=== Required work ===
Extend the essay below on Trump's approval ratings, which comes before the data, by writing what follows its last sentence.

=== Quoted text ===
Why so popular?

I recently rewatched Office Space for the 20 millionth time, and was struck by a scene early in the movie in which the nominal protagonist, Peter, is talking to a hypnotherapist:
Peter Gibbons: So I was sitting in my cubicle today, and I realized, ever since I started working, every single day of my life has been worse than the day before it. So that means that every single day that you see me, that's on the worst day of my life.
Dr. Swanson: What about today? Is today the worst day of your life?
Peter Gibbons: Yeah.
Dr. Swanson: Wow, that's messed up.
I feel exactly the same way about the Trump presidency.  Consider what has happened in just the last week.

On Monday, Trump's longtime lawyer and "fixer," Michael Cohen, had his home and offices raided by Feds – to which Trump responded with insane threats and ramblings, and a nation once again braces itself for the potential firing of Robert Mueller or Rod Rosenstein. On Tuesday, Rachel Maddow produced some of Dana Boente's contemporaneous notes, confirming a bunch of details from James Comey's own notes (ultimately confirming that Trump was, indeed, asking for loyalty oaths and the like).  By Thursday, the press had started to report on Comey's new book, reigniting (among other things) the prospects that the Pee tape is real.  On Friday, News broke that apparently Cohen was in Prague in Fall of 2017.  This is not 100% confirmed, but it seems to be yet another case in which the Steele Dossier has been confirmed.  Then, perhaps as a distraction, perhaps as a sop to his new National Security Advisor, John Bolton, Trump launched air strikes on Syria and declared "Mission Accomplished," despite the fact that he was saying (and apparently is still saying) that we're going to withdraw.

And it's not even a complete list. It doesn't include the details of how deranged Trump comes across when he tweets about Lyin' Comey or feels the need to bring Hillary up (again).  It doesn't include the ongoing scandals in Scott Pruitt's office (or his ongoing rape of the environment). It doesn't include Paul Ryan announcing his retirement because he doesn't want to run and potentially lose in such an awful environment. It doesn't include his execrable pardon of Scooter Libby for exactly the sort of lying and deceit that he regularly accuses others of on twitter.  It doesn't even include the sort of things which should only get the "libs" incensed.  If anything, it's the right-wing who seem to be decrying the Syria strikes.

That is one week.

The point is that this week has been bad news for him all around. And, honestly, it hasn't even outside the norm for him.

And yet.

A year and change in, and Trump is sitting at around 40% approval rating, with something like 85% approval among Republicans. From my low-noise tracker:

While Trump has gone from a net approval of about -6, he's now at around -11.  That's something, but the positive first derivative of the approval can't be ignored. He is currently "improving."  He started 2018 at around 37%, and has improved by 4 points since then and there's no real indication that he's peaked.  To put it bluntly, that's insane.

=== Material ===
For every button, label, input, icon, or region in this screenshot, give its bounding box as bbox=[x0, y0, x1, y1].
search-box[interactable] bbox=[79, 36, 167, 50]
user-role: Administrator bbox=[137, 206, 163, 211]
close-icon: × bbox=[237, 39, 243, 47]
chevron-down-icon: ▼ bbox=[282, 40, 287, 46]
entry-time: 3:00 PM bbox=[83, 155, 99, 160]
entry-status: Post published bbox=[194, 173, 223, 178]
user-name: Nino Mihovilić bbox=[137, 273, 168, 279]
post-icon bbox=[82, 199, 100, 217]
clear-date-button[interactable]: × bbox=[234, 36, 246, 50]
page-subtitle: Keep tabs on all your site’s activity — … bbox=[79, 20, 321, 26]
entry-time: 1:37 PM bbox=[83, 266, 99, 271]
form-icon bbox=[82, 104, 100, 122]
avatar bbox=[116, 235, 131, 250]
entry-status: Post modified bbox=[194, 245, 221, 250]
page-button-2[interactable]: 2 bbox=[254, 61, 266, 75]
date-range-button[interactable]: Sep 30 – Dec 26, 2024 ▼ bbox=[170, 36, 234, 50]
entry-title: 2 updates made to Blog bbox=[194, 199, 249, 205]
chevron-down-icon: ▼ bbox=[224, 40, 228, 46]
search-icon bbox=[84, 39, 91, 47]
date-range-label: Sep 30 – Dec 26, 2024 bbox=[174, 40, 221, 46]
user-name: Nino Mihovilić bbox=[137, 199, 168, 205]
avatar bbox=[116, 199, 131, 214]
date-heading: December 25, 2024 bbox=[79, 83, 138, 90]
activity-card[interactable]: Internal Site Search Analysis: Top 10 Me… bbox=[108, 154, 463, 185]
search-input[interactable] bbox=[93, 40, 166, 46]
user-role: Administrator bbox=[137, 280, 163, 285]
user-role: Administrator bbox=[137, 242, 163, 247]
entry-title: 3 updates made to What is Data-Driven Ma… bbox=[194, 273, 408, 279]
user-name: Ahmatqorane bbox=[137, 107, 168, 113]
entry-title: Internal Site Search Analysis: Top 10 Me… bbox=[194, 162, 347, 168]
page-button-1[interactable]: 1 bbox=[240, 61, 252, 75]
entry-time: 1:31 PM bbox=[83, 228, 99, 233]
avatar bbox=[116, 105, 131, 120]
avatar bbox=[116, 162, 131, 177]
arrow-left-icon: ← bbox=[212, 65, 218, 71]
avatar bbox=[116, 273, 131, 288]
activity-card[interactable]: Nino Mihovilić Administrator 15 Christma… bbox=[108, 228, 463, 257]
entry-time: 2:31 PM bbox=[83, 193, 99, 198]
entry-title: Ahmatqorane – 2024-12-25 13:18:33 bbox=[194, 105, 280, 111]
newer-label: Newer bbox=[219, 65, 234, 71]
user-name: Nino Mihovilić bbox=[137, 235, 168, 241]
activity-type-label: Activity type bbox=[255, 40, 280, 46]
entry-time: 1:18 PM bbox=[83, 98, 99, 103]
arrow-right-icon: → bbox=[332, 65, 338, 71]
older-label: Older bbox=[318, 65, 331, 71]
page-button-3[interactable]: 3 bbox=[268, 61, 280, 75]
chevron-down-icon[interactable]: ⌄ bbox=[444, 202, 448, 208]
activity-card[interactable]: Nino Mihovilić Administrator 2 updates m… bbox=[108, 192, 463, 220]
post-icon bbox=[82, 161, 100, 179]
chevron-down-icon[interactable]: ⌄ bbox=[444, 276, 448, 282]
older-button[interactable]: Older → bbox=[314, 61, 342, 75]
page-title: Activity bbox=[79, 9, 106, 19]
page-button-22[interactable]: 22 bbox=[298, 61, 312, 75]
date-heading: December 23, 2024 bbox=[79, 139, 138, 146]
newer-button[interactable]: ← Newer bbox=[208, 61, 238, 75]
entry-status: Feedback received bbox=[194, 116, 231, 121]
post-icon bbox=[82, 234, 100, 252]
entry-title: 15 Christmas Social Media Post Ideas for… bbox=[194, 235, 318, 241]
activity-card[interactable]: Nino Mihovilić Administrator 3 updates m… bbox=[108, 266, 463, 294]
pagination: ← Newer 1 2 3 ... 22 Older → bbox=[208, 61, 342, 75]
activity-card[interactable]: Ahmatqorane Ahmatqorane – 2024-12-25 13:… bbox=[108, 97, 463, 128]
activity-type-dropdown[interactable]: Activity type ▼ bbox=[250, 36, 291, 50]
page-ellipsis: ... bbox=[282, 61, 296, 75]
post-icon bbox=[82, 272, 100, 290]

=== Task output ===
Lest you get obsessed about every single poll that comes out that Trump has reached new heights, consider this snipped from today's google news search for polls:

Both ABC and NBC (two A-rated pollsters by 538) released polls on Sunday morning. ABC/WaPo has Trump at his highest point in a year (honestly, pretty consistent with the smoothed trend).  NBC/WSJ has Trump declining by 4 points in a month.  That's a pretty stark difference – unless you understand that these sort of fluctuations are dominated by sampling noise.  But average them, and you get a much clearer picture. Trump is roughly 5 points off his lowest point, despite a monotonic increase in awfulness. 

I should add that until and unless Trump gets much lower, there's little chance that he will be impeached or removed from office, no matter how much of a smoking gun (or more likely smoking guns) Mueller uncovers.  Republican congresspeople will occasionally tsk-tsk, but unless Republican voters turn on him en masse, then at very least, it seems likely he'll get to the end of his term.

But why have 40% been so stubbornly supportive, even to the point where he's clawed back a few points? There seem to be 3 broad possibilities.

Theory 1: It's the Economy, Stupid

Obama left Trump with an economy in pretty sound shape.  Unemployment was 4.8% and dropping, after reaching double digits early in his first term.  The Dow Jones Industrial Average was rising swiftly – It increased by a whopping 149% under Obama's watch, by the way. The GDP saw 2% annual growth; inflation was relatively low.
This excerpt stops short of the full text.